---- Material to process
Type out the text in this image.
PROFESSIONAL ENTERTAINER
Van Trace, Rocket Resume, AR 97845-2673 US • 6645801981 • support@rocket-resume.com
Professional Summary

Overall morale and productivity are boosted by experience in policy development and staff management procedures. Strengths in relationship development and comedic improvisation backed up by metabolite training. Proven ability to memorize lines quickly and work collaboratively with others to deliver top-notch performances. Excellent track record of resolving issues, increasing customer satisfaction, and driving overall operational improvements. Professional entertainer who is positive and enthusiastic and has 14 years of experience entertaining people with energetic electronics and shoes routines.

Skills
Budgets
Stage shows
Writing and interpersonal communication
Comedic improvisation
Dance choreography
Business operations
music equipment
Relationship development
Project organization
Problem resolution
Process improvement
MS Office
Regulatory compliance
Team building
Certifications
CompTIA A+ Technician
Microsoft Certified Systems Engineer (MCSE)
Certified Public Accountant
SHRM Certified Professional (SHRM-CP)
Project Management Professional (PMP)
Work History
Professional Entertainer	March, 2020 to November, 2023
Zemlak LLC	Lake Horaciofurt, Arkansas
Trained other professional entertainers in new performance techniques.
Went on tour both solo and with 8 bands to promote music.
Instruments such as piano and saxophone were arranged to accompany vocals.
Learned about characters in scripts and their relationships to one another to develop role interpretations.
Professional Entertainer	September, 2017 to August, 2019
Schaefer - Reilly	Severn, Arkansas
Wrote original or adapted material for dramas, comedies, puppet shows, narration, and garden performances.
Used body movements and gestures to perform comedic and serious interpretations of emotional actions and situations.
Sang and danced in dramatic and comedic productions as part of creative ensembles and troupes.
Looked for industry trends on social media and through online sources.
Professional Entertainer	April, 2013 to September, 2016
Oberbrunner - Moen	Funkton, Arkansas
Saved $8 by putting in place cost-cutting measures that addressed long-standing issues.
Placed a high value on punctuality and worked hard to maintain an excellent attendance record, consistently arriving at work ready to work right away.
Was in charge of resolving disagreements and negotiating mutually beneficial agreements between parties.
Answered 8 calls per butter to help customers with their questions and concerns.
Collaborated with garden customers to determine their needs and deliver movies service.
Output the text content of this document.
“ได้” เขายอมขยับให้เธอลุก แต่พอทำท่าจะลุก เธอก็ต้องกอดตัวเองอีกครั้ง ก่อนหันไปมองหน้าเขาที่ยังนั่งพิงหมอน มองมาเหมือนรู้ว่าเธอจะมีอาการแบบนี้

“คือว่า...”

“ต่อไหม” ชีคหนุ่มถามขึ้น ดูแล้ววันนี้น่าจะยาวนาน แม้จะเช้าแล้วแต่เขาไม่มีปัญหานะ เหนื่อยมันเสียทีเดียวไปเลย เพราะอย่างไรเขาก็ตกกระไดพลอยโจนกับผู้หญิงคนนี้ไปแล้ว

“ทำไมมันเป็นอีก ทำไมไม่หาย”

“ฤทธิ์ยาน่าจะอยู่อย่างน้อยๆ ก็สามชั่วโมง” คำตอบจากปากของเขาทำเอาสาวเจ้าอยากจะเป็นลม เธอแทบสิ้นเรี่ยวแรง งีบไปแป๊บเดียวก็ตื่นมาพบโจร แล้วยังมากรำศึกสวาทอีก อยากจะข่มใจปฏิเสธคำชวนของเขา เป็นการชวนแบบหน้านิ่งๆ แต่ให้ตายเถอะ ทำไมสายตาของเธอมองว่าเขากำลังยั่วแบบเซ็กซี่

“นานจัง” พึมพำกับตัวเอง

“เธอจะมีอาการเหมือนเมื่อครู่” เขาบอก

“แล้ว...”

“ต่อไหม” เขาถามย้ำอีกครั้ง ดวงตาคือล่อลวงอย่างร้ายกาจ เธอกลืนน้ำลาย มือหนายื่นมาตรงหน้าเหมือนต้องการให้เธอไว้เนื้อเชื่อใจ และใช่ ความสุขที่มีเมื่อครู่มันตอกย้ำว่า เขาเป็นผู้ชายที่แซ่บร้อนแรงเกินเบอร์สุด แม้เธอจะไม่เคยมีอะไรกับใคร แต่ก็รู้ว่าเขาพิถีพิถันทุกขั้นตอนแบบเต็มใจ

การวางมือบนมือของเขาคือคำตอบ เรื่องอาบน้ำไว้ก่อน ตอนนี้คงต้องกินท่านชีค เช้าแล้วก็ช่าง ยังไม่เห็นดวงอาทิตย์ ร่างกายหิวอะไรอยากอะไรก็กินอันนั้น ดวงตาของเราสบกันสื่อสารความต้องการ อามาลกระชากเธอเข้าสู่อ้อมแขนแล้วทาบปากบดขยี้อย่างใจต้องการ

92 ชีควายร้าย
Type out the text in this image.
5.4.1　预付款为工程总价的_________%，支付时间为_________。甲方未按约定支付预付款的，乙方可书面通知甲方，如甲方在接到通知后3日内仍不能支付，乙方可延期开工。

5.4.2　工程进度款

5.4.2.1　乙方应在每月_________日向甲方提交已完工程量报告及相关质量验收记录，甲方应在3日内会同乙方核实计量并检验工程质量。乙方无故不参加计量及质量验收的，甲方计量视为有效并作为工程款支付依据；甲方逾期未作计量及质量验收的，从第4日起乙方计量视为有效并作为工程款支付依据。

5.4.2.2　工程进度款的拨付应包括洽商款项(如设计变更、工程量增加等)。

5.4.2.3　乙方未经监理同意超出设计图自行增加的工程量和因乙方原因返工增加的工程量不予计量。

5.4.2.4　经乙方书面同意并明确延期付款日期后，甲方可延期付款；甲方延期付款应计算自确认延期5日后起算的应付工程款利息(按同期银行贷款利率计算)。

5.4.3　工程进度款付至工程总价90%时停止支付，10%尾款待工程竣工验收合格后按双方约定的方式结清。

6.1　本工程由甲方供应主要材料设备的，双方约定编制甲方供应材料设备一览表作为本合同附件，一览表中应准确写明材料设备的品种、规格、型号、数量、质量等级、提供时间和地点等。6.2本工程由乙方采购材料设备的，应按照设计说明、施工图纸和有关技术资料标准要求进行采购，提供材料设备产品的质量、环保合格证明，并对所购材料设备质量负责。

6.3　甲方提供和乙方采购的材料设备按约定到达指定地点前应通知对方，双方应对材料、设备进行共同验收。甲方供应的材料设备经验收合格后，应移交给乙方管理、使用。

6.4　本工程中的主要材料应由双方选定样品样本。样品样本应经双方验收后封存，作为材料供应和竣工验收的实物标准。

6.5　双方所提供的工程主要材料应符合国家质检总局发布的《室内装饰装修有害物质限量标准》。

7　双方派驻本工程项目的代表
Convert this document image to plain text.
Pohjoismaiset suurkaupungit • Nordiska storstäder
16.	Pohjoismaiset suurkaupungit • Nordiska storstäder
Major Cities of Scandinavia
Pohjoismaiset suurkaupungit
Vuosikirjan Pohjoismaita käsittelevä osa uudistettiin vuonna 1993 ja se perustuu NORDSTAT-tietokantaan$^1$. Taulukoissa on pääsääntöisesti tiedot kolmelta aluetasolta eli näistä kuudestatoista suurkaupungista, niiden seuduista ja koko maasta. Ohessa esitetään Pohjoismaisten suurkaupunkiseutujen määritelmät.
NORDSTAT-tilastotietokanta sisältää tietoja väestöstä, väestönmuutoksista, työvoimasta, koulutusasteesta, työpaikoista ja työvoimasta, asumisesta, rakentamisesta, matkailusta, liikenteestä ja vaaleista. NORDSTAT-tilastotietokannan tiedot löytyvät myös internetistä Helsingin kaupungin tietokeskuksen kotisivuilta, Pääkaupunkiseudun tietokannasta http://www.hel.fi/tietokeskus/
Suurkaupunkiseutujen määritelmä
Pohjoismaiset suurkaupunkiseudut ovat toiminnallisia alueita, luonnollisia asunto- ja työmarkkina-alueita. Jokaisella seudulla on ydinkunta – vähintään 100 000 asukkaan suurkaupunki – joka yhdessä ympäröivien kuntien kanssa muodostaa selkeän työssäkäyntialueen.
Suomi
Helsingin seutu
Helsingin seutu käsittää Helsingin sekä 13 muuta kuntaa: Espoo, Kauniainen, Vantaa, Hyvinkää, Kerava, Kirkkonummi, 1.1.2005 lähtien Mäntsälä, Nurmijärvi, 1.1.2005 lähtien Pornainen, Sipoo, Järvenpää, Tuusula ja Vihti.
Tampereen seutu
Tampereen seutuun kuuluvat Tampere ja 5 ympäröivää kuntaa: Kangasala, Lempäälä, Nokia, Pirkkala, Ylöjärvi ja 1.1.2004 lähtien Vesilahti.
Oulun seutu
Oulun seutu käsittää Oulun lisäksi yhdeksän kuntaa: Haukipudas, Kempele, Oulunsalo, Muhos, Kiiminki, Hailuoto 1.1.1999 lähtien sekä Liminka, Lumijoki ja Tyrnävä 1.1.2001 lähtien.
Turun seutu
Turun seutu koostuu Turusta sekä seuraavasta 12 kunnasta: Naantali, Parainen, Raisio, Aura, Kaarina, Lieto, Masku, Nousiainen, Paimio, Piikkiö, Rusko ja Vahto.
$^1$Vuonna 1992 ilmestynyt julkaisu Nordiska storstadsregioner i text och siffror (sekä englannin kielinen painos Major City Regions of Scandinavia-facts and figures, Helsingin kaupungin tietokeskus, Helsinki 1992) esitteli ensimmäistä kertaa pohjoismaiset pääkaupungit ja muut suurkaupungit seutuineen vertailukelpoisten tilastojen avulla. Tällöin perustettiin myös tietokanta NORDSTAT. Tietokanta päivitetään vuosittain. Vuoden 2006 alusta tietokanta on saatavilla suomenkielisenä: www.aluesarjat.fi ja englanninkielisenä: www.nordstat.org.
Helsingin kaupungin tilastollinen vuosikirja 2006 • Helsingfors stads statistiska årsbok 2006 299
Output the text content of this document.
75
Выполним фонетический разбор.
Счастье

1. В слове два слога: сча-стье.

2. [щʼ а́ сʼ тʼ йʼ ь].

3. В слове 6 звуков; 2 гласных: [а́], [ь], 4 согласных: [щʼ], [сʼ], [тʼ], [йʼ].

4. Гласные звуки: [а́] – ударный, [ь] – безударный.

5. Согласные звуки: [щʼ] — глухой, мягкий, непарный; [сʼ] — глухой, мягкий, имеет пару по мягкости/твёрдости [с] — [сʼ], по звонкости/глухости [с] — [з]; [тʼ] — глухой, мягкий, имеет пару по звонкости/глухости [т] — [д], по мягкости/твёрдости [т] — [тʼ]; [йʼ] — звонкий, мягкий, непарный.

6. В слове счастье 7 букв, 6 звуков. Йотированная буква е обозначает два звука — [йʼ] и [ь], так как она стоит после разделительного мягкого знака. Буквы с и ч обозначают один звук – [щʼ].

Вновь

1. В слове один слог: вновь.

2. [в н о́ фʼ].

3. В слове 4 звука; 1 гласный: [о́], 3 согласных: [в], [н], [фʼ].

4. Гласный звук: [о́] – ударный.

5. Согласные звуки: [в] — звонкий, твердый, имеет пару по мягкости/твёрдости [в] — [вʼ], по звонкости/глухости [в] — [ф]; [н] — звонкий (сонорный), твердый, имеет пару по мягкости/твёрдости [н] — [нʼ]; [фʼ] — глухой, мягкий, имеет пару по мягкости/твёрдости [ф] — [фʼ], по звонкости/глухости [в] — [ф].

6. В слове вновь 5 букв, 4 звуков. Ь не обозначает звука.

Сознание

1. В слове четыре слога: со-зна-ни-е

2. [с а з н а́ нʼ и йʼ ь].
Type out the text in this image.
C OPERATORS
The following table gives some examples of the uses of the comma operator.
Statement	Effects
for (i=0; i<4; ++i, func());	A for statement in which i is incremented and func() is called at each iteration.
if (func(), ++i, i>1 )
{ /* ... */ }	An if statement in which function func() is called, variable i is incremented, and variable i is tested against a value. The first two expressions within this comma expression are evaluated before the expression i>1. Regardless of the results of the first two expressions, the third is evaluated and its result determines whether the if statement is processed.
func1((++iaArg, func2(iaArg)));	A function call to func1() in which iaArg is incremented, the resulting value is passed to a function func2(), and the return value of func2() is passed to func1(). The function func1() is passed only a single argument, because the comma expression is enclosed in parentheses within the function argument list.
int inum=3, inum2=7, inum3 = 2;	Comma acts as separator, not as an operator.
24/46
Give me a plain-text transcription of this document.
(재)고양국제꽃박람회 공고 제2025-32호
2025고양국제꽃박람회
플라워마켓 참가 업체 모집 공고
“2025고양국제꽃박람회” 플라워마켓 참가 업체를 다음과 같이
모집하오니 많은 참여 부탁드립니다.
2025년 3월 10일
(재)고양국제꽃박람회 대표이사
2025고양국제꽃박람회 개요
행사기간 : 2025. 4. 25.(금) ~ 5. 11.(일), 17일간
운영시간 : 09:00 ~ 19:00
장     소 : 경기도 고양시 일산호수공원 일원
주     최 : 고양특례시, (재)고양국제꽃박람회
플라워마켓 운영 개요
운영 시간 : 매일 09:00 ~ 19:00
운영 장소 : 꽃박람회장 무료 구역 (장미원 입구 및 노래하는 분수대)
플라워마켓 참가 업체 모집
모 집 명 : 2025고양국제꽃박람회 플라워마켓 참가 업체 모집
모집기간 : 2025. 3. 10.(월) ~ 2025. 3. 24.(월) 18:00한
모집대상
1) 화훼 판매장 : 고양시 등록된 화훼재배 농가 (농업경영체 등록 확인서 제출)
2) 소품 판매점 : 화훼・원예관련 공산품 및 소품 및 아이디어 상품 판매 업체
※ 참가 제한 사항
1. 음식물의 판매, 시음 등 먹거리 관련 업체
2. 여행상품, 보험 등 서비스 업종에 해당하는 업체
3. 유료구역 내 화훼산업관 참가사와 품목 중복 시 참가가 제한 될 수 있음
--------
■ The exercise ■
Read through the entries and copy each line in which "their" appears.

■ Task answer ■
Learned about characters in scripts and their relationships to one another to develop role interpretations.
Answered 8 calls per butter to help customers with their questions and concerns.
Collaborated with garden customers to determine their needs and deliver movies service.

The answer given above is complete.